* Begin Dataset records *

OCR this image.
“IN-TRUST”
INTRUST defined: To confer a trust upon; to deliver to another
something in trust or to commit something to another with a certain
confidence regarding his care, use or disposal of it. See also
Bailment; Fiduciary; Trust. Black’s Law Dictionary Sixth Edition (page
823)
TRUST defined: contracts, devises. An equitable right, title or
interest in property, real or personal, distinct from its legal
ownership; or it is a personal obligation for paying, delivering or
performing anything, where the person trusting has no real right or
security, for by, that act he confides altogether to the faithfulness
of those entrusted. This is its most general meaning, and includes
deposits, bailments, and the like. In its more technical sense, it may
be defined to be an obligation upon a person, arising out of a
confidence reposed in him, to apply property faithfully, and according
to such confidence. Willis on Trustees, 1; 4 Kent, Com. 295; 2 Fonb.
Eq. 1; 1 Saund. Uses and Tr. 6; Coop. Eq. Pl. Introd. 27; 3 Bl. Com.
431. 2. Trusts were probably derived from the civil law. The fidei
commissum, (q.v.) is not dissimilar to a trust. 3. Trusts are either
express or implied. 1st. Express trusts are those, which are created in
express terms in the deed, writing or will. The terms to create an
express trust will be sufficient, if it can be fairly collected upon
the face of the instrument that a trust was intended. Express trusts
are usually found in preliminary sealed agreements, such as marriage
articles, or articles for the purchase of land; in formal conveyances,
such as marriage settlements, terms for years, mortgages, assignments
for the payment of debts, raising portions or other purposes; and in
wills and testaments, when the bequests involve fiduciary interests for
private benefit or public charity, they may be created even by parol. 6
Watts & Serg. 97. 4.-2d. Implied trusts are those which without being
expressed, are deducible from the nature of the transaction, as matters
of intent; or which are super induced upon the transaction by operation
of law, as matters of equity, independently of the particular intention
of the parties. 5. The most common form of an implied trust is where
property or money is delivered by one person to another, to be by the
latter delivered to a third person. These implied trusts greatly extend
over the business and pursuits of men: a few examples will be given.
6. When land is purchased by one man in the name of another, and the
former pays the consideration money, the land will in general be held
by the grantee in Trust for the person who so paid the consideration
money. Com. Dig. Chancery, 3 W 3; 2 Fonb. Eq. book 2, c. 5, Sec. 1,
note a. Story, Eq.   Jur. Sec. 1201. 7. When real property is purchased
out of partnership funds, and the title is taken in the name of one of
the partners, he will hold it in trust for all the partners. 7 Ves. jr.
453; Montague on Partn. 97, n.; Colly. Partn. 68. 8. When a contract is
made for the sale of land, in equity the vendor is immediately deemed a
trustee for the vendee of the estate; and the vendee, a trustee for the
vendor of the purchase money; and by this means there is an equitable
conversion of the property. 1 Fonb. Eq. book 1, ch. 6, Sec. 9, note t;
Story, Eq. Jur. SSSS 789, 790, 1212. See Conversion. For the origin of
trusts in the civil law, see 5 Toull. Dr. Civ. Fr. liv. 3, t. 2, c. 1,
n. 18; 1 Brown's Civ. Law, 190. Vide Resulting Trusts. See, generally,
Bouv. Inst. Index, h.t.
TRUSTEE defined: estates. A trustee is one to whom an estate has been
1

* End Dataset records *

Each line of the material should be duplicated exactly, please.

• Solution to the exercise:
OCR this image.
“IN-TRUST”
INTRUST defined: To confer a trust upon; to deliver to another
something in trust or to commit something to another with a certain
confidence regarding his care, use or disposal of it. See also
Bailment; Fiduciary; Trust. Black’s Law Dictionary Sixth Edition (page
823)
TRUST defined: contracts, devises. An equitable right, title or
interest in property, real or personal, distinct from its legal
ownership; or it is a personal obligation for paying, delivering or
performing anything, where the person trusting has no real right or
security, for by, that act he confides altogether to the faithfulness
of those entrusted. This is its most general meaning, and includes
deposits, bailments, and the like. In its more technical sense, it may
be defined to be an obligation upon a person, arising out of a
confidence reposed in him, to apply property faithfully, and according
to such confidence. Willis on Trustees, 1; 4 Kent, Com. 295; 2 Fonb.
Eq. 1; 1 Saund. Uses and Tr. 6; Coop. Eq. Pl. Introd. 27; 3 Bl. Com.
431. 2. Trusts were probably derived from the civil law. The fidei
commissum, (q.v.) is not dissimilar to a trust. 3. Trusts are either
express or implied. 1st. Express trusts are those, which are created in
express terms in the deed, writing or will. The terms to create an
express trust will be sufficient, if it can be fairly collected upon
the face of the instrument that a trust was intended. Express trusts
are usually found in preliminary sealed agreements, such as marriage
articles, or articles for the purchase of land; in formal conveyances,
such as marriage settlements, terms for years, mortgages, assignments
for the payment of debts, raising portions or other purposes; and in
wills and testaments, when the bequests involve fiduciary interests for
private benefit or public charity, they may be created even by parol. 6
Watts & Serg. 97. 4.-2d. Implied trusts are those which without being
expressed, are deducible from the nature of the transaction, as matters
of intent; or which are super induced upon the transaction by operation
of law, as matters of equity, independently of the particular intention
of the parties. 5. The most common form of an implied trust is where
property or money is delivered by one person to another, to be by the
latter delivered to a third person. These implied trusts greatly extend
over the business and pursuits of men: a few examples will be given.
6. When land is purchased by one man in the name of another, and the
former pays the consideration money, the land will in general be held
by the grantee in Trust for the person who so paid the consideration
money. Com. Dig. Chancery, 3 W 3; 2 Fonb. Eq. book 2, c. 5, Sec. 1,
note a. Story, Eq.   Jur. Sec. 1201. 7. When real property is purchased
out of partnership funds, and the title is taken in the name of one of
the partners, he will hold it in trust for all the partners. 7 Ves. jr.
453; Montague on Partn. 97, n.; Colly. Partn. 68. 8. When a contract is
made for the sale of land, in equity the vendor is immediately deemed a
trustee for the vendee of the estate; and the vendee, a trustee for the
vendor of the purchase money; and by this means there is an equitable
conversion of the property. 1 Fonb. Eq. book 1, ch. 6, Sec. 9, note t;
Story, Eq. Jur. SSSS 789, 790, 1212. See Conversion. For the origin of
trusts in the civil law, see 5 Toull. Dr. Civ. Fr. liv. 3, t. 2, c. 1,
n. 18; 1 Brown's Civ. Law, 190. Vide Resulting Trusts. See, generally,
Bouv. Inst. Index, h.t.
TRUSTEE defined: estates. A trustee is one to whom an estate has been
1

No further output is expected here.